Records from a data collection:
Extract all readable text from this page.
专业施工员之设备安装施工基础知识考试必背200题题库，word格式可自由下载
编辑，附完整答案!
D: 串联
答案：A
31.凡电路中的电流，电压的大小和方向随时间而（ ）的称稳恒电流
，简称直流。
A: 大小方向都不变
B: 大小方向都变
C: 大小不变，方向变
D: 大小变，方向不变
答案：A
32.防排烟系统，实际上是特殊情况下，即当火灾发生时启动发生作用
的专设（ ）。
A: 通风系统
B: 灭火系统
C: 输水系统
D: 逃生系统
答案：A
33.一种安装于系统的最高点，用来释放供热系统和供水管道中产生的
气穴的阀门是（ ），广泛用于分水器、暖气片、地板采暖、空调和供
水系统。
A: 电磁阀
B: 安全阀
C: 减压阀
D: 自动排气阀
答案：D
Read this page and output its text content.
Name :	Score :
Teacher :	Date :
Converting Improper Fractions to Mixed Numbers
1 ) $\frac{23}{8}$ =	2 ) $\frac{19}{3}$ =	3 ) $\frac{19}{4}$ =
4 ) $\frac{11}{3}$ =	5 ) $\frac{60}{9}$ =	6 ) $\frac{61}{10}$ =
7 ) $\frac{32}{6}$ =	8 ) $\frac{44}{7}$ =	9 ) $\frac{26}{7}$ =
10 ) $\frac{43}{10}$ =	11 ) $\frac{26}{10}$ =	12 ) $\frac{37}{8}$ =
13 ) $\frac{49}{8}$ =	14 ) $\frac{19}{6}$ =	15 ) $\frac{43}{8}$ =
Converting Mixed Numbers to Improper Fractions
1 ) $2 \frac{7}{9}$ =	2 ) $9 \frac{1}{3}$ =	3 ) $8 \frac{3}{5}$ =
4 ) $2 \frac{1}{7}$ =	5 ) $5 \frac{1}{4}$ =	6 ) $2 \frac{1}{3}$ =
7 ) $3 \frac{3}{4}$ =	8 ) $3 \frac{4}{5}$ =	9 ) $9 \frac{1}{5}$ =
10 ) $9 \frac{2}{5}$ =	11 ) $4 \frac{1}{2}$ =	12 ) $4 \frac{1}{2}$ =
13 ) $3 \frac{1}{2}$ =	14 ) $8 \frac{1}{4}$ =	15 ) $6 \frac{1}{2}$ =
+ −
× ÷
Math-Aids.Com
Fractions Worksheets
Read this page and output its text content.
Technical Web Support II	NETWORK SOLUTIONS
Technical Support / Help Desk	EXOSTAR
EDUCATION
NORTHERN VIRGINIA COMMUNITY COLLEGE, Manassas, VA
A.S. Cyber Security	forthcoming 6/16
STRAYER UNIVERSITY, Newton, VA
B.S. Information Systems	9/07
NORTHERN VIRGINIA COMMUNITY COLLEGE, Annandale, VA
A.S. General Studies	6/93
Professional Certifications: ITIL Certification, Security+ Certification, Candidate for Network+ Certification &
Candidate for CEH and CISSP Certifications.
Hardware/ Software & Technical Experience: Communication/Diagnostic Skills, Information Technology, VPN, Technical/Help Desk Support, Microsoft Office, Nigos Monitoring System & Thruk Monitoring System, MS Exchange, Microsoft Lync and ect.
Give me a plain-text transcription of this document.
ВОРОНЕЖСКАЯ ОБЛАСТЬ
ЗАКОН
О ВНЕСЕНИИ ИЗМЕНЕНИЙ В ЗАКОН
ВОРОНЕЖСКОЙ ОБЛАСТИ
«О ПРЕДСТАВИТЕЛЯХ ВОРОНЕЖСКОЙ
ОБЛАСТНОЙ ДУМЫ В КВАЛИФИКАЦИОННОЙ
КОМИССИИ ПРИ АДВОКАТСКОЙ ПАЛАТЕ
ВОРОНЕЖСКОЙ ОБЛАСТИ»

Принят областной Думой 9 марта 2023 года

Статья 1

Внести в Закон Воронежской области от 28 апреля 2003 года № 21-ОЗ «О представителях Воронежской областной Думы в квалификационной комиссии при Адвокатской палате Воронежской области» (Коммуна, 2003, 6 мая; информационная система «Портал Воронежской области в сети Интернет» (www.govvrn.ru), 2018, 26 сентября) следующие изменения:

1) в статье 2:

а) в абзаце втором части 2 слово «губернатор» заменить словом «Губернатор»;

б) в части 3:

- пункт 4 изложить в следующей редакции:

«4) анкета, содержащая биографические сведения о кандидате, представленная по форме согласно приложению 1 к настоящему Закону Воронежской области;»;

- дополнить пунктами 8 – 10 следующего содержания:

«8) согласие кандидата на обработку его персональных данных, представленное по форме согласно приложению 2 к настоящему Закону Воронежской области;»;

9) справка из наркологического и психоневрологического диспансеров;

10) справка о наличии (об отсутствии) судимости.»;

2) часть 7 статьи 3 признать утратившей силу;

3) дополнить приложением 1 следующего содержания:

§ TASK BRIEF: The entries above should be repeated exactly, every one of them.

§ TASK RESULT:
Extract all readable text from this page.
专业施工员之设备安装施工基础知识考试必背200题题库，word格式可自由下载
编辑，附完整答案!
D: 串联
答案：A
31.凡电路中的电流，电压的大小和方向随时间而（ ）的称稳恒电流
，简称直流。
A: 大小方向都不变
B: 大小方向都变
C: 大小不变，方向变
D: 大小变，方向不变
答案：A
32.防排烟系统，实际上是特殊情况下，即当火灾发生时启动发生作用
的专设（ ）。
A: 通风系统
B: 灭火系统
C: 输水系统
D: 逃生系统
答案：A
33.一种安装于系统的最高点，用来释放供热系统和供水管道中产生的
气穴的阀门是（ ），广泛用于分水器、暖气片、地板采暖、空调和供
水系统。
A: 电磁阀
B: 安全阀
C: 减压阀
D: 自动排气阀
答案：D
Read this page and output its text content.
Name :	Score :
Teacher :	Date :
Converting Improper Fractions to Mixed Numbers
1 ) $\frac{23}{8}$ =	2 ) $\frac{19}{3}$ =	3 ) $\frac{19}{4}$ =
4 ) $\frac{11}{3}$ =	5 ) $\frac{60}{9}$ =	6 ) $\frac{61}{10}$ =
7 ) $\frac{32}{6}$ =	8 ) $\frac{44}{7}$ =	9 ) $\frac{26}{7}$ =
10 ) $\frac{43}{10}$ =	11 ) $\frac{26}{10}$ =	12 ) $\frac{37}{8}$ =
13 ) $\frac{49}{8}$ =	14 ) $\frac{19}{6}$ =	15 ) $\frac{43}{8}$ =
Converting Mixed Numbers to Improper Fractions
1 ) $2 \frac{7}{9}$ =	2 ) $9 \frac{1}{3}$ =	3 ) $8 \frac{3}{5}$ =
4 ) $2 \frac{1}{7}$ =	5 ) $5 \frac{1}{4}$ =	6 ) $2 \frac{1}{3}$ =
7 ) $3 \frac{3}{4}$ =	8 ) $3 \frac{4}{5}$ =	9 ) $9 \frac{1}{5}$ =
10 ) $9 \frac{2}{5}$ =	11 ) $4 \frac{1}{2}$ =	12 ) $4 \frac{1}{2}$ =
13 ) $3 \frac{1}{2}$ =	14 ) $8 \frac{1}{4}$ =	15 ) $6 \frac{1}{2}$ =
+ −
× ÷
Math-Aids.Com
Fractions Worksheets
Read this page and output its text content.
Technical Web Support II	NETWORK SOLUTIONS
Technical Support / Help Desk	EXOSTAR
EDUCATION
NORTHERN VIRGINIA COMMUNITY COLLEGE, Manassas, VA
A.S. Cyber Security	forthcoming 6/16
STRAYER UNIVERSITY, Newton, VA
B.S. Information Systems	9/07
NORTHERN VIRGINIA COMMUNITY COLLEGE, Annandale, VA
A.S. General Studies	6/93
Professional Certifications: ITIL Certification, Security+ Certification, Candidate for Network+ Certification &
Candidate for CEH and CISSP Certifications.
Hardware/ Software & Technical Experience: Communication/Diagnostic Skills, Information Technology, VPN, Technical/Help Desk Support, Microsoft Office, Nigos Monitoring System & Thruk Monitoring System, MS Exchange, Microsoft Lync and ect.
Give me a plain-text transcription of this document.
ВОРОНЕЖСКАЯ ОБЛАСТЬ
ЗАКОН
О ВНЕСЕНИИ ИЗМЕНЕНИЙ В ЗАКОН
ВОРОНЕЖСКОЙ ОБЛАСТИ
«О ПРЕДСТАВИТЕЛЯХ ВОРОНЕЖСКОЙ
ОБЛАСТНОЙ ДУМЫ В КВАЛИФИКАЦИОННОЙ
КОМИССИИ ПРИ АДВОКАТСКОЙ ПАЛАТЕ
ВОРОНЕЖСКОЙ ОБЛАСТИ»

Принят областной Думой 9 марта 2023 года

Статья 1

Внести в Закон Воронежской области от 28 апреля 2003 года № 21-ОЗ «О представителях Воронежской областной Думы в квалификационной комиссии при Адвокатской палате Воронежской области» (Коммуна, 2003, 6 мая; информационная система «Портал Воронежской области в сети Интернет» (www.govvrn.ru), 2018, 26 сентября) следующие изменения:

1) в статье 2:

а) в абзаце втором части 2 слово «губернатор» заменить словом «Губернатор»;

б) в части 3:

- пункт 4 изложить в следующей редакции:

«4) анкета, содержащая биографические сведения о кандидате, представленная по форме согласно приложению 1 к настоящему Закону Воронежской области;»;

- дополнить пунктами 8 – 10 следующего содержания:

«8) согласие кандидата на обработку его персональных данных, представленное по форме согласно приложению 2 к настоящему Закону Воронежской области;»;

9) справка из наркологического и психоневрологического диспансеров;

10) справка о наличии (об отсутствии) судимости.»;

2) часть 7 статьи 3 признать утратившей силу;

3) дополнить приложением 1 следующего содержания:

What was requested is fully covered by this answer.